## Instruction
Using the housing discussion below, answer each question on its own line.
1. About how much is the monthly lot rent for a mobile home in San Jose?
2. How many new condos were on the market at the end of August across San Francisco, Los Angeles, San Diego and Seattle?
3. By what percentage year over year did Denver rental rates fall?

## Page
Not to mention no tenant while work is being done.
I’m considering buying a mobile home as a stop-gap until prices correct. If I do, I’m sure I’ll be viewed as a failure, by my wife, and those I know.
As some people may remember here I did that for a while back in Colorado. Worked out well there. But here in San Jose the lot rent is around $1500/mo which kind of defeats the purpose when trying to live cheaply.
“I’ll be viewed as a failure…”
Failure to buy what you cannot afford just to impress? It is the crowd of debt slaves who are the real failures. Don’t drown with the crowd.
Sounds like your landlord is cash flow negative.
Whatever you do, pack up your stuff so you can move at a moment’s notice. Then if you have to, you can rent for 6 months or so while you find other housing options. Failure? Yeah sure. Just print a “failure” T-shirt and laugh it off.
San Francisco, CA Rental Rates Crater 7% YOY
https://www.zillow.com/mission-san-francisco-ca/home-values/
https://www.bisnow.com/national/news/multifamily/west-coast-new-condo-prices-up-since-last-summer-79792
Lack of significant new condo inventory is pushing pricing up in several West Coast markets. At the end of August, there were 1,587 new condos on the market across San Francisco, Los Angeles, San Diego and Seattle.
Los Angeles, Seattle and San Diego each have only two major condo developments selling new product, which will continue to provide an anemic condo supply in these markets and drive up pricing in the downtown cores. San Francisco’s condo market has the most units available, and was the only city to report a pricing decline during the summer compared to 2016, according to data from The Mark Co.
Denver, CO Rental Rates Crater 8% YOY
https://www.zillow.com/denver-co-80202/home-values/
the second u start to believe in this stock market rally wall street will fleece u.They wont lose money. They need to hand this sh@t off to someone.
I’m just about to throw in the towel on my pessimism and go all in to stocks.
Am I too late to get in on the act?
that is your best move right now. thank me later!
Don’t do it, Prof. Your students need a moral compass and an IQ over 100.

## Recorded information
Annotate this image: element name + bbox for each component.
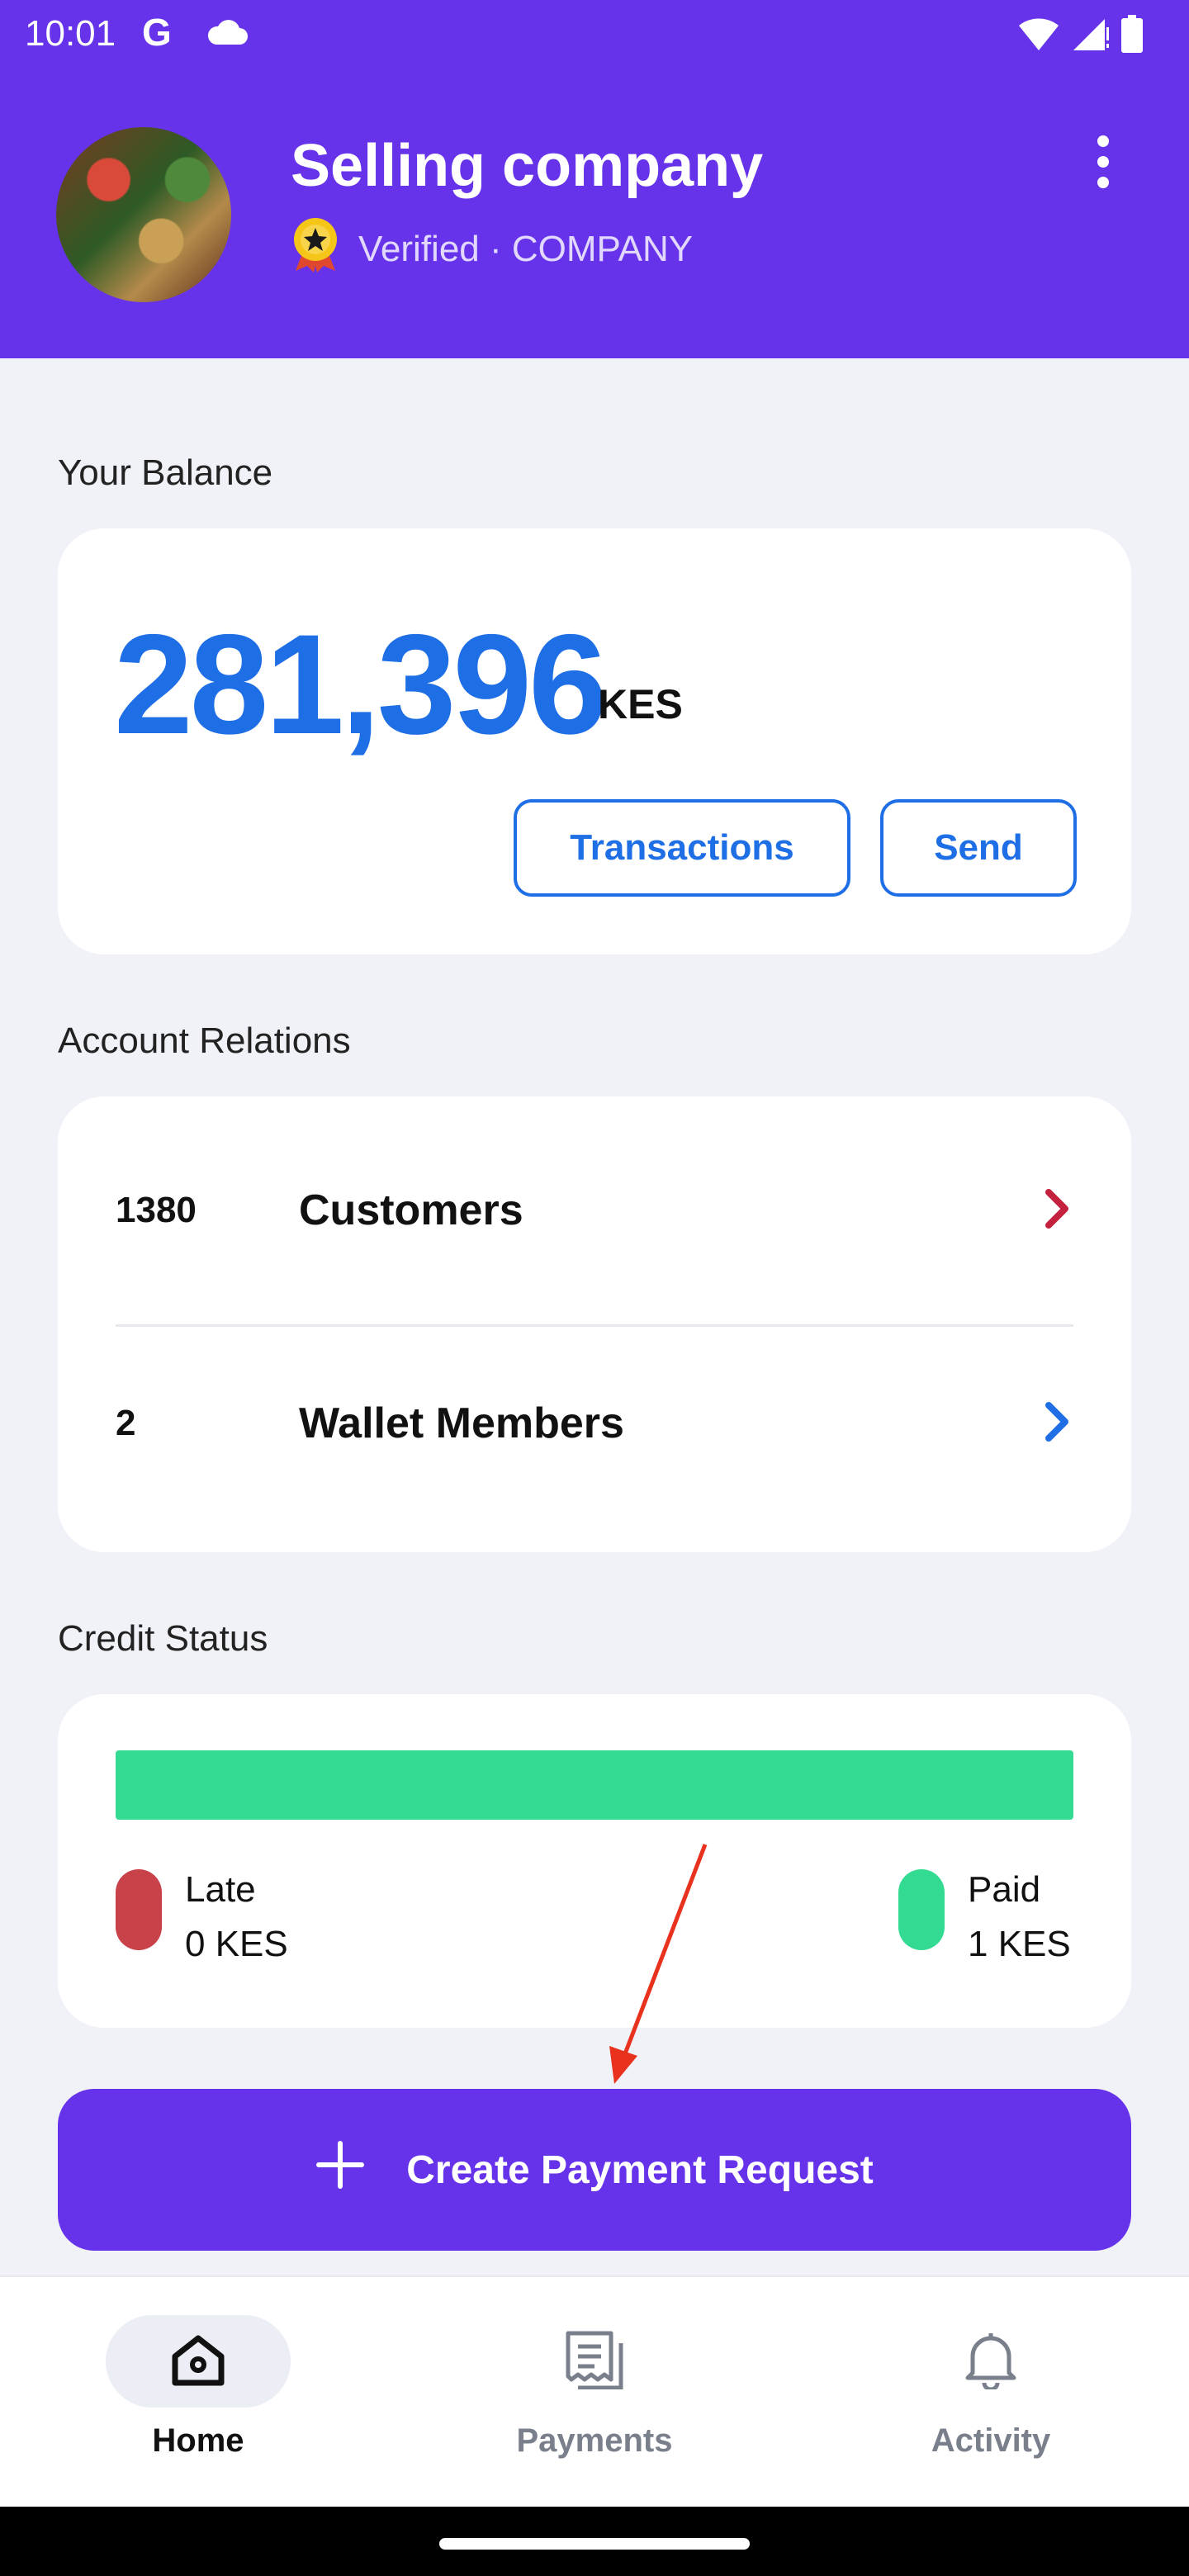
- relations-section-label: Account Relations: [58, 1020, 351, 1061]
- system-navigation-bar: [0, 2507, 1189, 2576]
- late-label: Late: [185, 1869, 256, 1910]
- wifi-icon: [1017, 16, 1060, 56]
- late-legend: Late 0 KES: [116, 1863, 288, 1972]
- company-avatar[interactable]: [56, 127, 231, 302]
- customers-count: 1380: [116, 1190, 197, 1230]
- send-button[interactable]: Send: [880, 799, 1077, 897]
- transactions-button[interactable]: Transactions: [514, 799, 850, 897]
- bell-icon: [963, 2330, 1019, 2394]
- wallet-members-label: Wallet Members: [299, 1399, 624, 1447]
- plus-icon: [315, 2140, 365, 2200]
- paid-label: Paid: [968, 1869, 1041, 1910]
- nav-home-label: Home: [152, 2422, 244, 2459]
- nav-payments[interactable]: Payments: [396, 2277, 793, 2508]
- nav-activity[interactable]: Activity: [793, 2277, 1189, 2508]
- battery-icon: [1121, 15, 1143, 57]
- balance-card: 281,396 KES Transactions Send: [58, 528, 1131, 954]
- google-icon: G: [142, 11, 172, 54]
- credit-card: Late 0 KES Paid 1 KES: [58, 1694, 1131, 2028]
- verified-text: Verified · COMPANY: [358, 228, 694, 269]
- balance-currency: KES: [598, 681, 683, 727]
- late-indicator: [116, 1869, 162, 1950]
- create-payment-request-label: Create Payment Request: [406, 2147, 874, 2192]
- home-indicator[interactable]: [439, 2538, 750, 2550]
- home-icon: [168, 2332, 228, 2392]
- bottom-navigation: Home Payments Activity: [0, 2275, 1189, 2507]
- paid-indicator: [898, 1869, 945, 1950]
- nav-home[interactable]: Home: [0, 2277, 396, 2508]
- app-header: 10:01 G Selling company Verified · COMPA…: [0, 0, 1189, 358]
- paid-amount: 1 KES: [968, 1924, 1071, 1964]
- nav-payments-label: Payments: [516, 2422, 673, 2459]
- nav-activity-label: Activity: [931, 2422, 1051, 2459]
- credit-section-label: Credit Status: [58, 1618, 268, 1659]
- signal-icon: [1072, 16, 1110, 56]
- status-bar: 10:01 G: [0, 0, 1189, 69]
- status-time: 10:01: [25, 13, 116, 54]
- more-vert-icon[interactable]: [1087, 135, 1120, 188]
- receipt-icon: [565, 2330, 624, 2394]
- verified-badge-icon: [291, 216, 340, 282]
- relations-card: 1380 Customers 2 Wallet Members: [58, 1096, 1131, 1552]
- chevron-right-icon: [1040, 1400, 1073, 1447]
- balance-section-label: Your Balance: [58, 452, 273, 493]
- relation-row-customers[interactable]: 1380 Customers: [116, 1153, 1073, 1268]
- create-payment-request-button[interactable]: Create Payment Request: [58, 2089, 1131, 2251]
- chevron-right-icon: [1040, 1187, 1073, 1234]
- relation-row-wallet-members[interactable]: 2 Wallet Members: [116, 1366, 1073, 1481]
- company-name: Selling company: [291, 133, 764, 199]
- wallet-members-count: 2: [116, 1403, 136, 1443]
- relations-divider: [116, 1324, 1073, 1327]
- verification-status: Verified · COMPANY: [291, 216, 693, 282]
- credit-progress-bar: [116, 1750, 1073, 1820]
- paid-legend: Paid 1 KES: [898, 1863, 1071, 1972]
- customers-label: Customers: [299, 1186, 523, 1234]
- cloud-icon: [205, 20, 249, 50]
- late-amount: 0 KES: [185, 1924, 288, 1964]
- balance-amount: 281,396: [114, 605, 608, 764]
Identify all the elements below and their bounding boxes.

## Solved problem
1. Around $1500 a month.
2. 1,587.
3. 8%.